Entries shown »
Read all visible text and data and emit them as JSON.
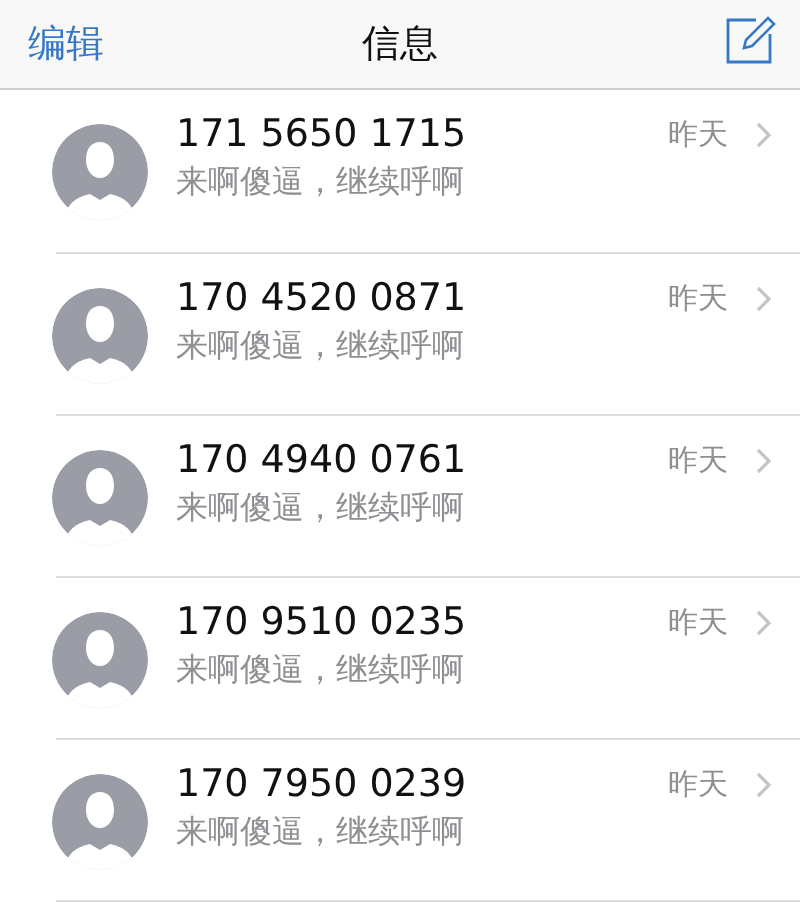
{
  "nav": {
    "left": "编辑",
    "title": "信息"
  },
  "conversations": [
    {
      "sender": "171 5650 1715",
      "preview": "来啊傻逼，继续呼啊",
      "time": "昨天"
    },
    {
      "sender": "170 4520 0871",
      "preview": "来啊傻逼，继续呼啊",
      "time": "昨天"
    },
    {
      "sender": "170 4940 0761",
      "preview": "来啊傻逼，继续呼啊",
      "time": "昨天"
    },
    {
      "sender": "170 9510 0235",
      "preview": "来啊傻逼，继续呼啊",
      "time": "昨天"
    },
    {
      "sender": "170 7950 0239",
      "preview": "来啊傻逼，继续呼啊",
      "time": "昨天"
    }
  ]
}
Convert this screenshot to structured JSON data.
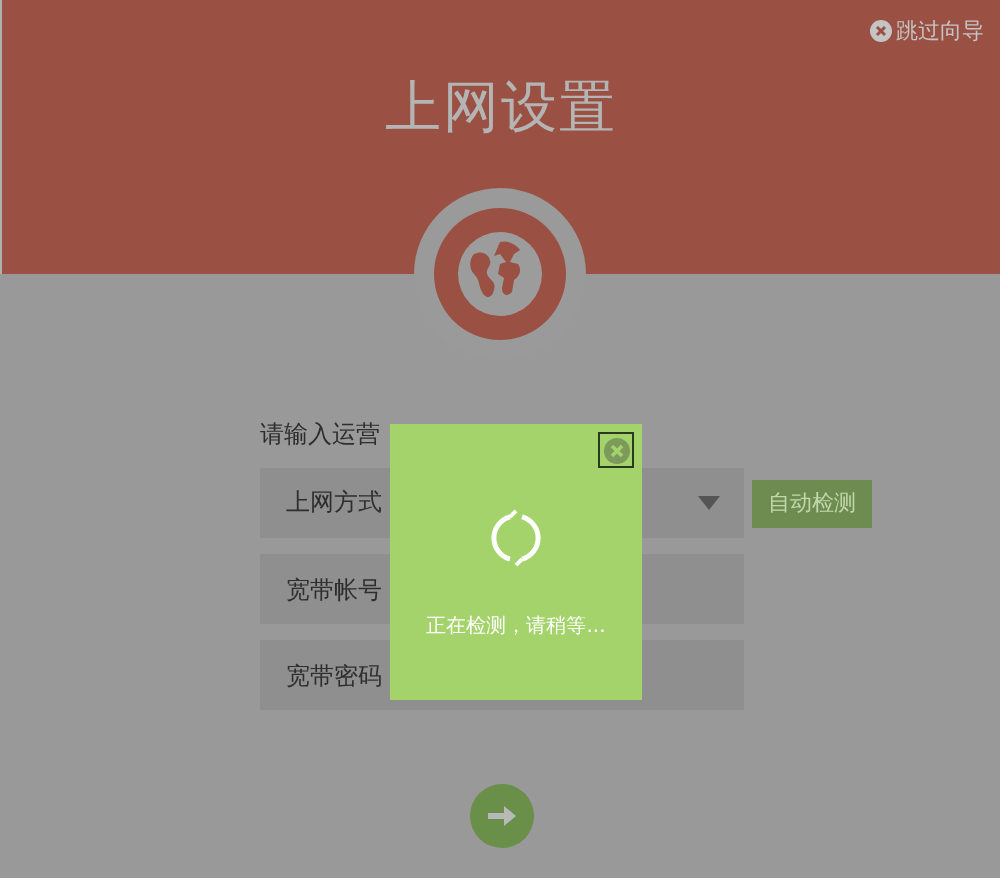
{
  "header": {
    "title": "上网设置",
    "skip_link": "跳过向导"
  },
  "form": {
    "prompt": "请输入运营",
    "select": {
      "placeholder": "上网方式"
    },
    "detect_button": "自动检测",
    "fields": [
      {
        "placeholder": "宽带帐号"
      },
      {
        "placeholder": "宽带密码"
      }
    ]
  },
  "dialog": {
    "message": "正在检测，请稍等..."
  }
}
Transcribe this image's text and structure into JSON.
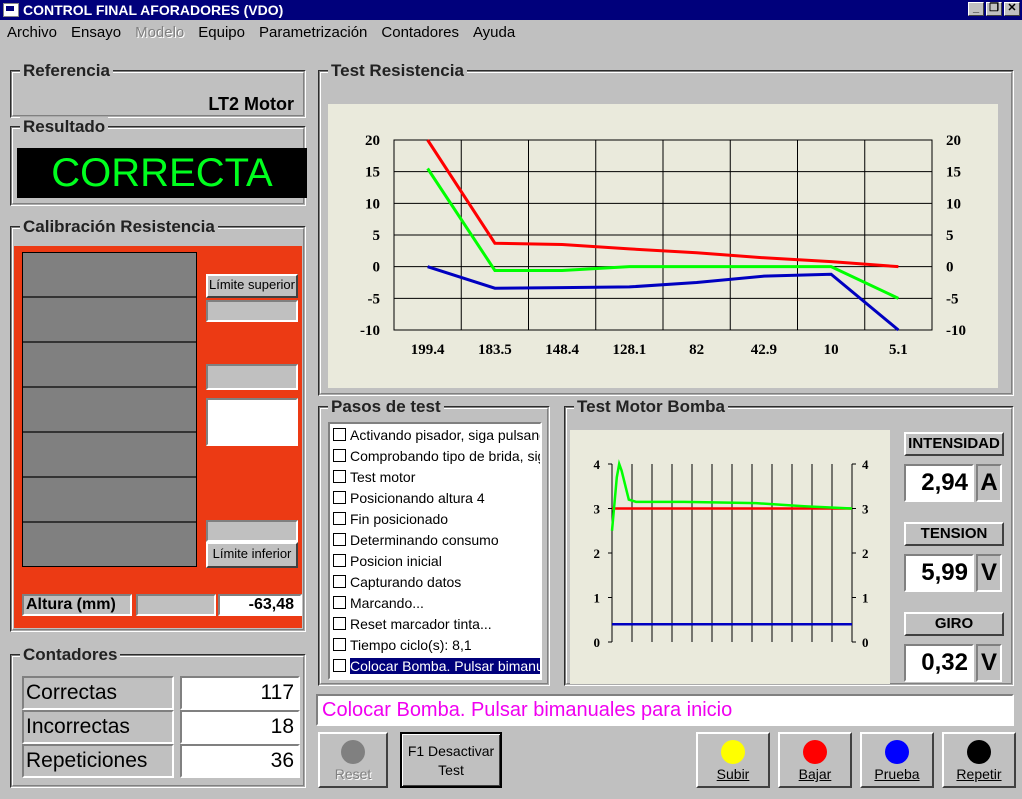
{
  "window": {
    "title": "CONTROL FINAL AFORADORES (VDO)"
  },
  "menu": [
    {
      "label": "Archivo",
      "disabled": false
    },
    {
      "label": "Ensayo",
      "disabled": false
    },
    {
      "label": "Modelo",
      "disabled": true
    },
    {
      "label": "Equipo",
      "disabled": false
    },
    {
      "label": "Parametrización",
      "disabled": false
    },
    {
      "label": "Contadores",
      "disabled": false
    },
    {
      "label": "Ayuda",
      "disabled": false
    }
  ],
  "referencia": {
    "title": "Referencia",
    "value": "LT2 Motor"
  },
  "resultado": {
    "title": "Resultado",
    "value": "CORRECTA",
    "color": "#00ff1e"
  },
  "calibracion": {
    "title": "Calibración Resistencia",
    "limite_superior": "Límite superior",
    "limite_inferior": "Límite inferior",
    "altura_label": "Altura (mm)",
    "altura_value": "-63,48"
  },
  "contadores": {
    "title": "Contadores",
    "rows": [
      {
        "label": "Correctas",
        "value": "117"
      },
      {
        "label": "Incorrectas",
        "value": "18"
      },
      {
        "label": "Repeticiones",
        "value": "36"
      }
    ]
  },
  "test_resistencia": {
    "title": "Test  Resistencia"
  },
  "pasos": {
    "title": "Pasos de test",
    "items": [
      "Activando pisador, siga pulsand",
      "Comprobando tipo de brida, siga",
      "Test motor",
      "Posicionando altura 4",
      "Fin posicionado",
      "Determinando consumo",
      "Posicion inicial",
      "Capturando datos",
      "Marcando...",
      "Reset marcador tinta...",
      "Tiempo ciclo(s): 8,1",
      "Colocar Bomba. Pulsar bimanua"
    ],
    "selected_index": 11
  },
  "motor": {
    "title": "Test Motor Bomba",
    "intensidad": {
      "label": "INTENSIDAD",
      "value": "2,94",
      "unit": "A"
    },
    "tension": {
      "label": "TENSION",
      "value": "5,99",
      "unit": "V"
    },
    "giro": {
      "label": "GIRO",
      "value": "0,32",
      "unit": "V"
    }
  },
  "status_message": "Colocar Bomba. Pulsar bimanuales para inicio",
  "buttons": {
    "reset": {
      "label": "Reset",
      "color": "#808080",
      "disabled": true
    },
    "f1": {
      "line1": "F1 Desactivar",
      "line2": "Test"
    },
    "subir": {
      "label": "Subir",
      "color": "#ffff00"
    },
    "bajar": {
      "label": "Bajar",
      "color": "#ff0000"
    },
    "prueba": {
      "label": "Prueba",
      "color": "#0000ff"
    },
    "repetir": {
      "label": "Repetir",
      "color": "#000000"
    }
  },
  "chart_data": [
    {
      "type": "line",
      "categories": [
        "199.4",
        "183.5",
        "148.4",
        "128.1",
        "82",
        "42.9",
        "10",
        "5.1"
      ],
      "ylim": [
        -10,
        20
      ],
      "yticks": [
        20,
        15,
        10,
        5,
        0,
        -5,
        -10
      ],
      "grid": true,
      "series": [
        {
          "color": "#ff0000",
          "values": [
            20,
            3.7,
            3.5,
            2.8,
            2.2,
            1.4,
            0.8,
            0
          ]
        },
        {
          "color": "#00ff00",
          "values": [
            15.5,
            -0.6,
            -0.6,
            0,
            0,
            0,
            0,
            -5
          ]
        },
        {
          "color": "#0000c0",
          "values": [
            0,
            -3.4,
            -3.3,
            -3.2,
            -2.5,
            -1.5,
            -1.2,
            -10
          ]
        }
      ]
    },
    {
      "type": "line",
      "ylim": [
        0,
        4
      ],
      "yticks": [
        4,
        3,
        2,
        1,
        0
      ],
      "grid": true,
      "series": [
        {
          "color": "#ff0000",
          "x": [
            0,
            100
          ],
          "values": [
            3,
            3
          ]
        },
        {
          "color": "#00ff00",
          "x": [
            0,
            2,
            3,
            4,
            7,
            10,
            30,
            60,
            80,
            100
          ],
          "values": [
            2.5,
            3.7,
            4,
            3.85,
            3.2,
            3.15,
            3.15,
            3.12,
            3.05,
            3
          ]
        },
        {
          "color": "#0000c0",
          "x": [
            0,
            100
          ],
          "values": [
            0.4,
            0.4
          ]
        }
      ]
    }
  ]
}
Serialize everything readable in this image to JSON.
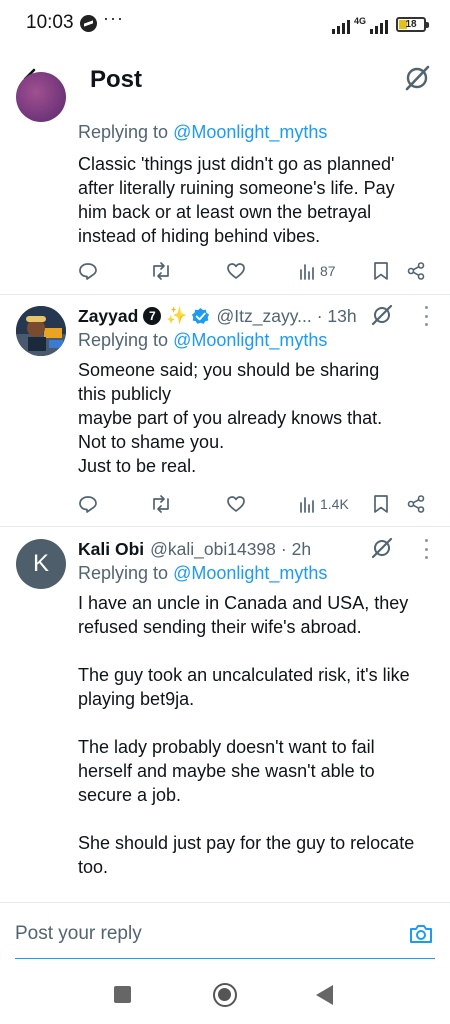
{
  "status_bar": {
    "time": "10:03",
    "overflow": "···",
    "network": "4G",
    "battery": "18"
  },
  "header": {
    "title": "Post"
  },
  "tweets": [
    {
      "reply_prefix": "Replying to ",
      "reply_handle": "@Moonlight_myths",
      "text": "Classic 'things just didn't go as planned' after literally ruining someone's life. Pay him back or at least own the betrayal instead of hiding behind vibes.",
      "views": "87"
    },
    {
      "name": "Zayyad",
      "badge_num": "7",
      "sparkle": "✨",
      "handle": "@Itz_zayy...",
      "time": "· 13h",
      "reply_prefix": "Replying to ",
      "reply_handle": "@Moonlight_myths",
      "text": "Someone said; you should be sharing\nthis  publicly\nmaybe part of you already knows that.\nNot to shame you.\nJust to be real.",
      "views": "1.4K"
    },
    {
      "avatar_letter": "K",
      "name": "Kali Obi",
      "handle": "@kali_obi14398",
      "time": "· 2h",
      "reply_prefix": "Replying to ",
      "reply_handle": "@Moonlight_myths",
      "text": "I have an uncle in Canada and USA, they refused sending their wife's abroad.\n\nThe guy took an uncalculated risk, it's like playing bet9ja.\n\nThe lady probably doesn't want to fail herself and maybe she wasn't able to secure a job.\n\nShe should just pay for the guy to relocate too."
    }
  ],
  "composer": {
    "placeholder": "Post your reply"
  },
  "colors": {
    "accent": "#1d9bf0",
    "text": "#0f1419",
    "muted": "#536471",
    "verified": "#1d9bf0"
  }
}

What you should do »
Reproduce the full listing above verbatim, with no pictures included.

Result »
Read all visible text and data and emit them as JSON.
{
  "nav": {
    "left": "编辑",
    "title": "信息"
  },
  "conversations": [
    {
      "sender": "171 5650 1715",
      "preview": "来啊傻逼，继续呼啊",
      "time": "昨天"
    },
    {
      "sender": "170 4520 0871",
      "preview": "来啊傻逼，继续呼啊",
      "time": "昨天"
    },
    {
      "sender": "170 4940 0761",
      "preview": "来啊傻逼，继续呼啊",
      "time": "昨天"
    },
    {
      "sender": "170 9510 0235",
      "preview": "来啊傻逼，继续呼啊",
      "time": "昨天"
    },
    {
      "sender": "170 7950 0239",
      "preview": "来啊傻逼，继续呼啊",
      "time": "昨天"
    }
  ]
}
Convert this screenshot to structured JSON data.
{
  "header": {
    "title": "上网设置",
    "skip_link": "跳过向导"
  },
  "form": {
    "prompt": "请输入运营",
    "select": {
      "placeholder": "上网方式"
    },
    "detect_button": "自动检测",
    "fields": [
      {
        "placeholder": "宽带帐号"
      },
      {
        "placeholder": "宽带密码"
      }
    ]
  },
  "dialog": {
    "message": "正在检测，请稍等..."
  }
}
Transcribe this image's text and structure into JSON.
{
  "window": {
    "title": "CONTROL FINAL AFORADORES (VDO)"
  },
  "menu": [
    {
      "label": "Archivo",
      "disabled": false
    },
    {
      "label": "Ensayo",
      "disabled": false
    },
    {
      "label": "Modelo",
      "disabled": true
    },
    {
      "label": "Equipo",
      "disabled": false
    },
    {
      "label": "Parametrización",
      "disabled": false
    },
    {
      "label": "Contadores",
      "disabled": false
    },
    {
      "label": "Ayuda",
      "disabled": false
    }
  ],
  "referencia": {
    "title": "Referencia",
    "value": "LT2 Motor"
  },
  "resultado": {
    "title": "Resultado",
    "value": "CORRECTA",
    "color": "#00ff1e"
  },
  "calibracion": {
    "title": "Calibración Resistencia",
    "limite_superior": "Límite superior",
    "limite_inferior": "Límite inferior",
    "altura_label": "Altura (mm)",
    "altura_value": "-63,48"
  },
  "contadores": {
    "title": "Contadores",
    "rows": [
      {
        "label": "Correctas",
        "value": "117"
      },
      {
        "label": "Incorrectas",
        "value": "18"
      },
      {
        "label": "Repeticiones",
        "value": "36"
      }
    ]
  },
  "test_resistencia": {
    "title": "Test  Resistencia"
  },
  "pasos": {
    "title": "Pasos de test",
    "items": [
      "Activando pisador, siga pulsand",
      "Comprobando tipo de brida, siga",
      "Test motor",
      "Posicionando altura 4",
      "Fin posicionado",
      "Determinando consumo",
      "Posicion inicial",
      "Capturando datos",
      "Marcando...",
      "Reset marcador tinta...",
      "Tiempo ciclo(s): 8,1",
      "Colocar Bomba. Pulsar bimanua"
    ],
    "selected_index": 11
  },
  "motor": {
    "title": "Test Motor Bomba",
    "intensidad": {
      "label": "INTENSIDAD",
      "value": "2,94",
      "unit": "A"
    },
    "tension": {
      "label": "TENSION",
      "value": "5,99",
      "unit": "V"
    },
    "giro": {
      "label": "GIRO",
      "value": "0,32",
      "unit": "V"
    }
  },
  "status_message": "Colocar Bomba. Pulsar bimanuales para inicio",
  "buttons": {
    "reset": {
      "label": "Reset",
      "color": "#808080",
      "disabled": true
    },
    "f1": {
      "line1": "F1 Desactivar",
      "line2": "Test"
    },
    "subir": {
      "label": "Subir",
      "color": "#ffff00"
    },
    "bajar": {
      "label": "Bajar",
      "color": "#ff0000"
    },
    "prueba": {
      "label": "Prueba",
      "color": "#0000ff"
    },
    "repetir": {
      "label": "Repetir",
      "color": "#000000"
    }
  },
  "chart_data": [
    {
      "type": "line",
      "categories": [
        "199.4",
        "183.5",
        "148.4",
        "128.1",
        "82",
        "42.9",
        "10",
        "5.1"
      ],
      "ylim": [
        -10,
        20
      ],
      "yticks": [
        20,
        15,
        10,
        5,
        0,
        -5,
        -10
      ],
      "grid": true,
      "series": [
        {
          "color": "#ff0000",
          "values": [
            20,
            3.7,
            3.5,
            2.8,
            2.2,
            1.4,
            0.8,
            0
          ]
        },
        {
          "color": "#00ff00",
          "values": [
            15.5,
            -0.6,
            -0.6,
            0,
            0,
            0,
            0,
            -5
          ]
        },
        {
          "color": "#0000c0",
          "values": [
            0,
            -3.4,
            -3.3,
            -3.2,
            -2.5,
            -1.5,
            -1.2,
            -10
          ]
        }
      ]
    },
    {
      "type": "line",
      "ylim": [
        0,
        4
      ],
      "yticks": [
        4,
        3,
        2,
        1,
        0
      ],
      "grid": true,
      "series": [
        {
          "color": "#ff0000",
          "x": [
            0,
            100
          ],
          "values": [
            3,
            3
          ]
        },
        {
          "color": "#00ff00",
          "x": [
            0,
            2,
            3,
            4,
            7,
            10,
            30,
            60,
            80,
            100
          ],
          "values": [
            2.5,
            3.7,
            4,
            3.85,
            3.2,
            3.15,
            3.15,
            3.12,
            3.05,
            3
          ]
        },
        {
          "color": "#0000c0",
          "x": [
            0,
            100
          ],
          "values": [
            0.4,
            0.4
          ]
        }
      ]
    }
  ]
}
Serialize everything readable in this image to JSON.
{
  "status_bar": {
    "time": "10:03",
    "overflow": "···",
    "network": "4G",
    "battery": "18"
  },
  "header": {
    "title": "Post"
  },
  "tweets": [
    {
      "reply_prefix": "Replying to ",
      "reply_handle": "@Moonlight_myths",
      "text": "Classic 'things just didn't go as planned' after literally ruining someone's life. Pay him back or at least own the betrayal instead of hiding behind vibes.",
      "views": "87"
    },
    {
      "name": "Zayyad",
      "badge_num": "7",
      "sparkle": "✨",
      "handle": "@Itz_zayy...",
      "time": "· 13h",
      "reply_prefix": "Replying to ",
      "reply_handle": "@Moonlight_myths",
      "text": "Someone said; you should be sharing\nthis  publicly\nmaybe part of you already knows that.\nNot to shame you.\nJust to be real.",
      "views": "1.4K"
    },
    {
      "avatar_letter": "K",
      "name": "Kali Obi",
      "handle": "@kali_obi14398",
      "time": "· 2h",
      "reply_prefix": "Replying to ",
      "reply_handle": "@Moonlight_myths",
      "text": "I have an uncle in Canada and USA, they refused sending their wife's abroad.\n\nThe guy took an uncalculated risk, it's like playing bet9ja.\n\nThe lady probably doesn't want to fail herself and maybe she wasn't able to secure a job.\n\nShe should just pay for the guy to relocate too."
    }
  ],
  "composer": {
    "placeholder": "Post your reply"
  },
  "colors": {
    "accent": "#1d9bf0",
    "text": "#0f1419",
    "muted": "#536471",
    "verified": "#1d9bf0"
  }
}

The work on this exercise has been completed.